Set out each line from the following listing that includes the word "القطـاع".

************

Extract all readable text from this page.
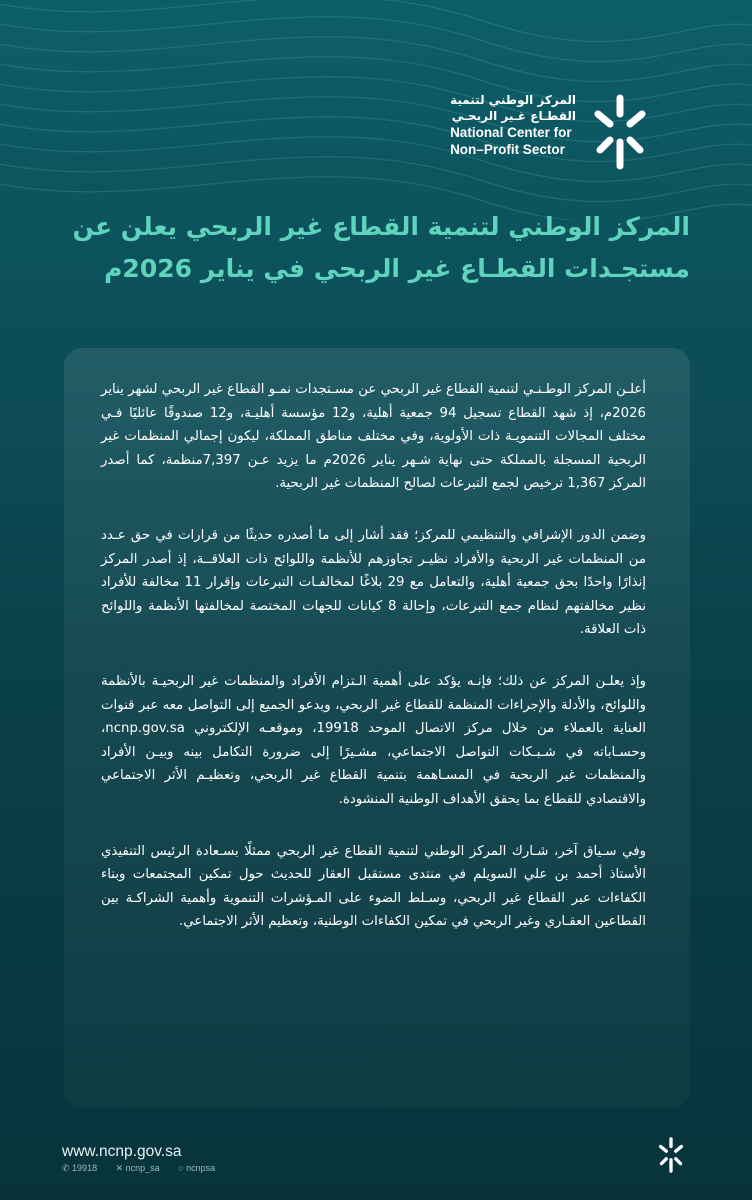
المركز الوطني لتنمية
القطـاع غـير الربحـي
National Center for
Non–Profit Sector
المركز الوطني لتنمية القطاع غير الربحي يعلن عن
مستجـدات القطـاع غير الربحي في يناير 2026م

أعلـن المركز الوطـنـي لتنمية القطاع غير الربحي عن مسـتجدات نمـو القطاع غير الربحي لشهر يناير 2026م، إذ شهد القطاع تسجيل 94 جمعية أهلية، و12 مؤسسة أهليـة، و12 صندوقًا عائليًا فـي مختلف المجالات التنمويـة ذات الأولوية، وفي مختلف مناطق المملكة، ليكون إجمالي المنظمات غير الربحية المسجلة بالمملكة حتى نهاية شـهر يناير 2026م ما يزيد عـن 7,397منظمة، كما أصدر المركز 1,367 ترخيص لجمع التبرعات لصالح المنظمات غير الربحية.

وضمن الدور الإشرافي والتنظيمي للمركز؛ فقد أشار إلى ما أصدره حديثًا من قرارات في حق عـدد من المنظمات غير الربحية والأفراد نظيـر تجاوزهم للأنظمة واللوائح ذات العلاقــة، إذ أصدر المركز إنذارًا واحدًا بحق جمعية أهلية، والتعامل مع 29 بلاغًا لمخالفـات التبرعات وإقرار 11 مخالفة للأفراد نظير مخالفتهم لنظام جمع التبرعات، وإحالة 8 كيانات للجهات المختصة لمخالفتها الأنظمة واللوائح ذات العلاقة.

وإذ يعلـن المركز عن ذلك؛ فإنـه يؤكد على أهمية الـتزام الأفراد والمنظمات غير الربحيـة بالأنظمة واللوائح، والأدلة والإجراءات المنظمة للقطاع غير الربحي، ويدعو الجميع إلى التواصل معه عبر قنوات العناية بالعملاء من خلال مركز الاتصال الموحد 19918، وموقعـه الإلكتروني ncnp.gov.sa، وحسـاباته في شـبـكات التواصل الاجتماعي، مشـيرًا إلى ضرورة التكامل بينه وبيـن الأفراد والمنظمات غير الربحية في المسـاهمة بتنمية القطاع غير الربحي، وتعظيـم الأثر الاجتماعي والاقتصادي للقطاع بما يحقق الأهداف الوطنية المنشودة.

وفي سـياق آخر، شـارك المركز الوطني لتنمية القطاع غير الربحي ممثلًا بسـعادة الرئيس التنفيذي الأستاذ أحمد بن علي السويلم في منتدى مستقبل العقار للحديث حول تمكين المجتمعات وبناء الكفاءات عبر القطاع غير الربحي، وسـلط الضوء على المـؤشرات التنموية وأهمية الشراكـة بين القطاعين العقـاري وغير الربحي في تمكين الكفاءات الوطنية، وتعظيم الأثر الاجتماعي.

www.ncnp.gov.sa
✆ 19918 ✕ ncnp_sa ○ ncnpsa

************

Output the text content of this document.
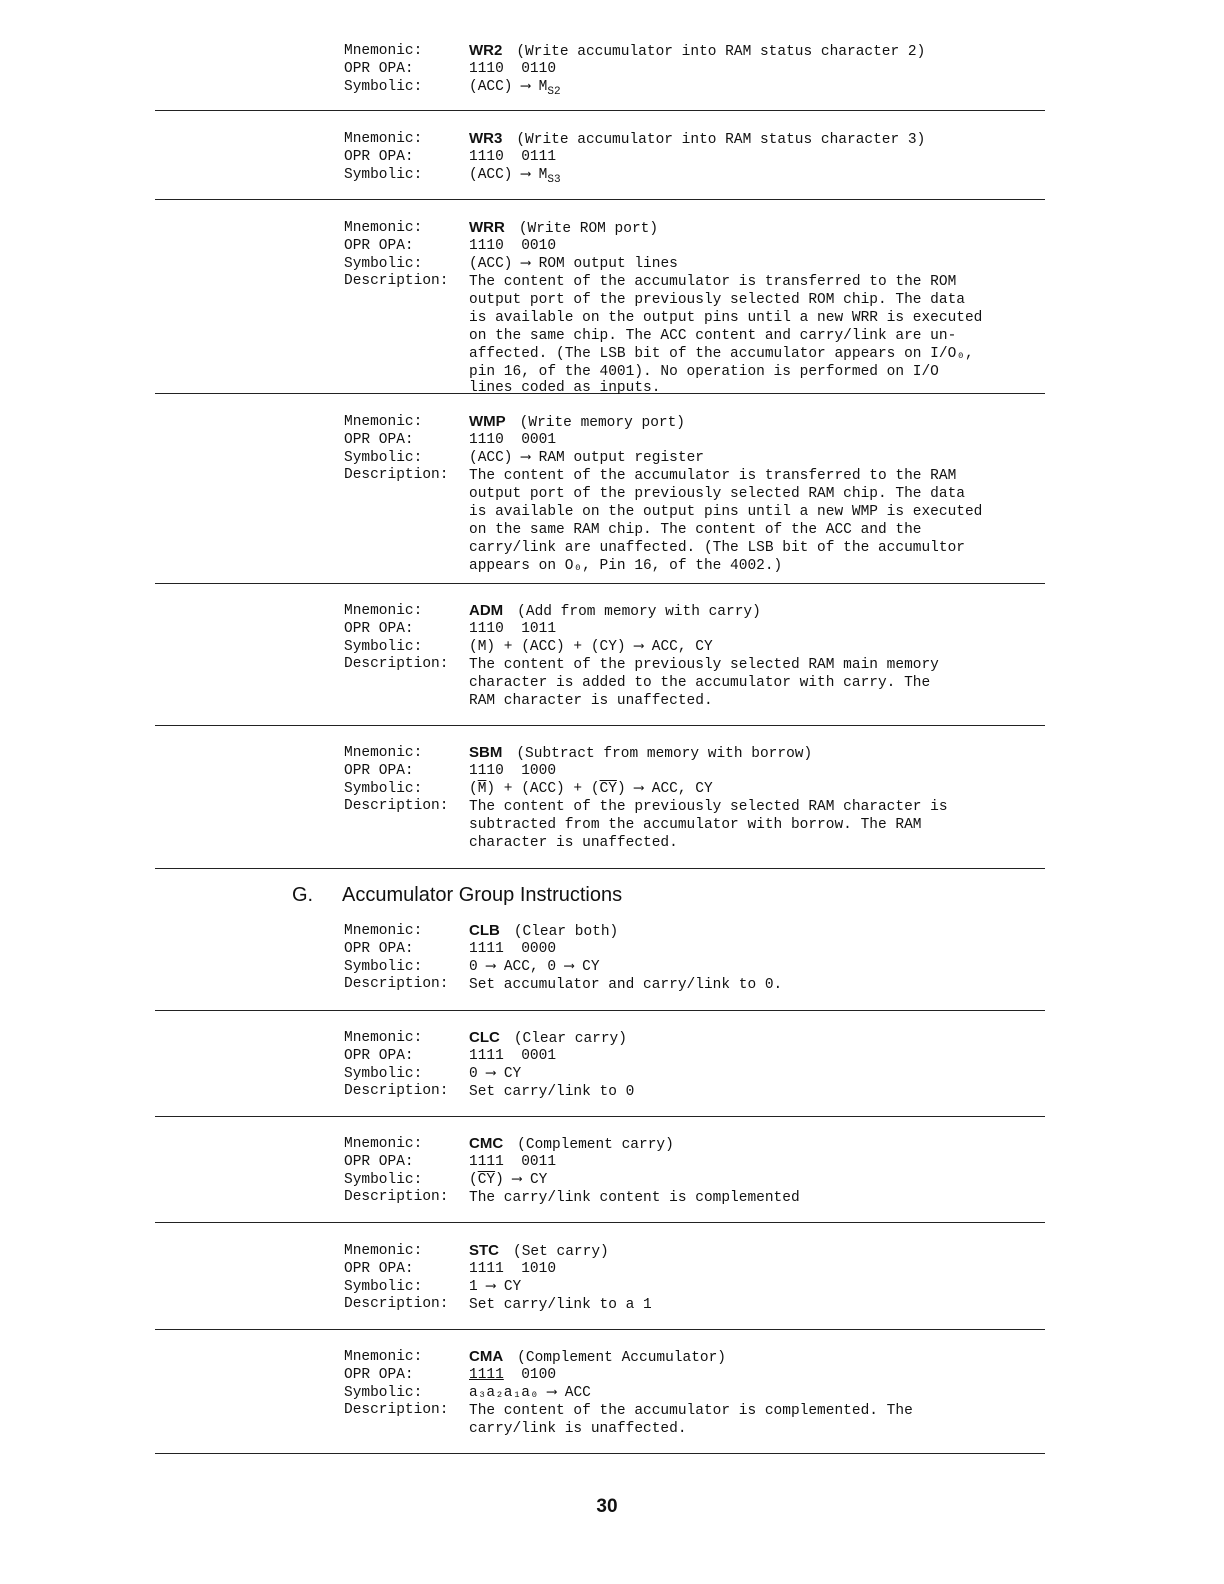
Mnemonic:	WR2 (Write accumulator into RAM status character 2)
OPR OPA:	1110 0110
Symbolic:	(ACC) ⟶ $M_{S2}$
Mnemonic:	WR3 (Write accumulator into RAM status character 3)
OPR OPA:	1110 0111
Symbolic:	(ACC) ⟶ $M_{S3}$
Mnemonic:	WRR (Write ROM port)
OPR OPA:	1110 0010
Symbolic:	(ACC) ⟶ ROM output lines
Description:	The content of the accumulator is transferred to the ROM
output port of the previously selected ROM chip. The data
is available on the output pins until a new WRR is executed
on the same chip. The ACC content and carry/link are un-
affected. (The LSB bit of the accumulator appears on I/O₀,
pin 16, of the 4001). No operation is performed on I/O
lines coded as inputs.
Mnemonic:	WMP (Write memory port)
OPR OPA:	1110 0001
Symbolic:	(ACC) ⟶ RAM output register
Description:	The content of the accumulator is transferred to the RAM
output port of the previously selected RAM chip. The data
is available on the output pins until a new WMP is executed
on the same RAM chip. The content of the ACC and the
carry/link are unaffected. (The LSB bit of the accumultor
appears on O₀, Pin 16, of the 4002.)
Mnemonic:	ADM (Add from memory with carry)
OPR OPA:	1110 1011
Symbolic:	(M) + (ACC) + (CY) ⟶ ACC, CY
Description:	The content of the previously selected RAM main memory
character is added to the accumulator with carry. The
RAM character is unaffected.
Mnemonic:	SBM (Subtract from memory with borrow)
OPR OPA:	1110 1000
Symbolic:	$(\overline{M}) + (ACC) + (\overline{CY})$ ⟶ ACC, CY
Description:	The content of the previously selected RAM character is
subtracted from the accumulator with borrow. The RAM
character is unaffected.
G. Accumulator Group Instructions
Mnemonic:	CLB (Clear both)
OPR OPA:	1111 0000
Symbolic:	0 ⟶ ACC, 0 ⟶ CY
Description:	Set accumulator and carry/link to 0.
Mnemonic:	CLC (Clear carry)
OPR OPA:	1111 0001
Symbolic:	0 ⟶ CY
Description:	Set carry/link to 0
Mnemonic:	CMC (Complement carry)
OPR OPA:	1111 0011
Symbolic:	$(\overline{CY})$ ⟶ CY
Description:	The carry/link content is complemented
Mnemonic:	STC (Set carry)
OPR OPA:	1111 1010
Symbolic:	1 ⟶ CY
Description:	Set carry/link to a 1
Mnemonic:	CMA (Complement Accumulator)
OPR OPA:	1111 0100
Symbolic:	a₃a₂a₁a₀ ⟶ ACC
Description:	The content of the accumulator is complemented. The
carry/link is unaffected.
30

************

### TASK ANSWER
القطـاع غـير الربحـي
مستجـدات القطـاع غير الربحي في يناير 2026م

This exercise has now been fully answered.